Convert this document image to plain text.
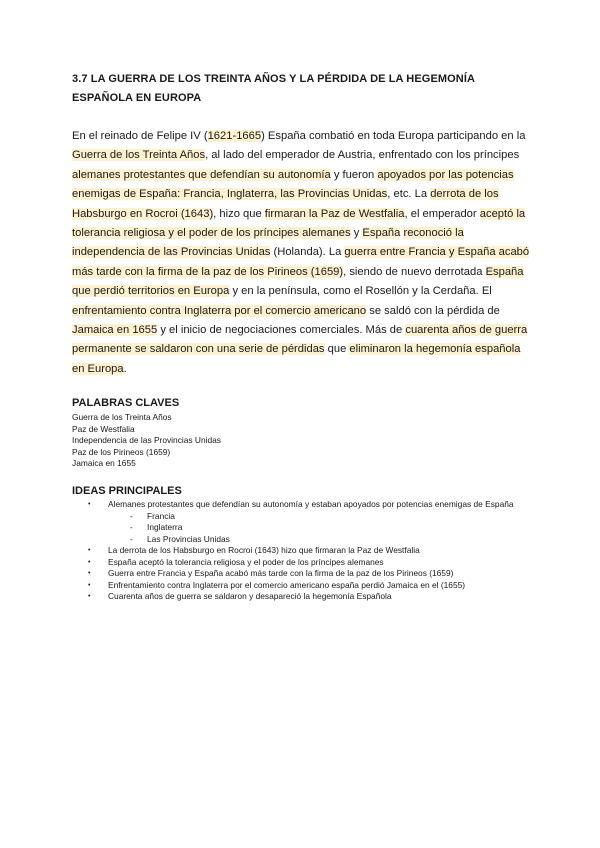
3.7 LA GUERRA DE LOS TREINTA AÑOS Y LA PÉRDIDA DE LA HEGEMONÍA ESPAÑOLA EN EUROPA
En el reinado de Felipe IV (1621-1665) España combatió en toda Europa participando en la Guerra de los Treinta Años, al lado del emperador de Austria, enfrentado con los príncipes alemanes protestantes que defendían su autonomía y fueron apoyados por las potencias enemigas de España: Francia, Inglaterra, las Provincias Unidas, etc. La derrota de los Habsburgo en Rocroi (1643), hizo que firmaran la Paz de Westfalia, el emperador aceptó la tolerancia religiosa y el poder de los príncipes alemanes y España reconoció la independencia de las Provincias Unidas (Holanda). La guerra entre Francia y España acabó más tarde con la firma de la paz de los Pirineos (1659), siendo de nuevo derrotada España que perdió territorios en Europa y en la península, como el Rosellón y la Cerdaña. El enfrentamiento contra Inglaterra por el comercio americano se saldó con la pérdida de Jamaica en 1655 y el inicio de negociaciones comerciales. Más de cuarenta años de guerra permanente se saldaron con una serie de pérdidas que eliminaron la hegemonía española en Europa.
PALABRAS CLAVES
Guerra de los Treinta Años
Paz de Westfalia
Independencia de las Provincias Unidas
Paz de los Pirineos (1659)
Jamaica en 1655
IDEAS PRINCIPALES
• Alemanes protestantes que defendían su autonomía y estaban apoyados por potencias enemigas de España
- Francia
- Inglaterra
- Las Provincias Unidas
• La derrota de los Habsburgo en Rocroi (1643) hizo que firmaran la Paz de Westfalia
• España aceptó la tolerancia religiosa y el poder de los príncipes alemanes
• Guerra entre Francia y España acabó más tarde con la firma de la paz de los Pirineos (1659)
• Enfrentamiento contra Inglaterra por el comercio americano españa perdió Jamaica en el (1655)
• Cuarenta años de guerra se saldaron y desapareció la hegemonía Española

________

▶ _Short task_
Filter lines by "perdió" and return each hit.

▶ _Task response_
En el reinado de Felipe IV (1621-1665) España combatió en toda Europa participando en la Guerra de los Treinta Años, al lado del emperador de Austria, enfrentado con los príncipes alemanes protestantes que defendían su autonomía y fueron apoyados por las potencias enemigas de España: Francia, Inglaterra, las Provincias Unidas, etc. La derrota de los Habsburgo en Rocroi (1643), hizo que firmaran la Paz de Westfalia, el emperador aceptó la tolerancia religiosa y el poder de los príncipes alemanes y España reconoció la independencia de las Provincias Unidas (Holanda). La guerra entre Francia y España acabó más tarde con la firma de la paz de los Pirineos (1659), siendo de nuevo derrotada España que perdió territorios en Europa y en la península, como el Rosellón y la Cerdaña. El enfrentamiento contra Inglaterra por el comercio americano se saldó con la pérdida de Jamaica en 1655 y el inicio de negociaciones comerciales. Más de cuarenta años de guerra permanente se saldaron con una serie de pérdidas que eliminaron la hegemonía española en Europa.
• Enfrentamiento contra Inglaterra por el comercio americano españa perdió Jamaica en el (1655)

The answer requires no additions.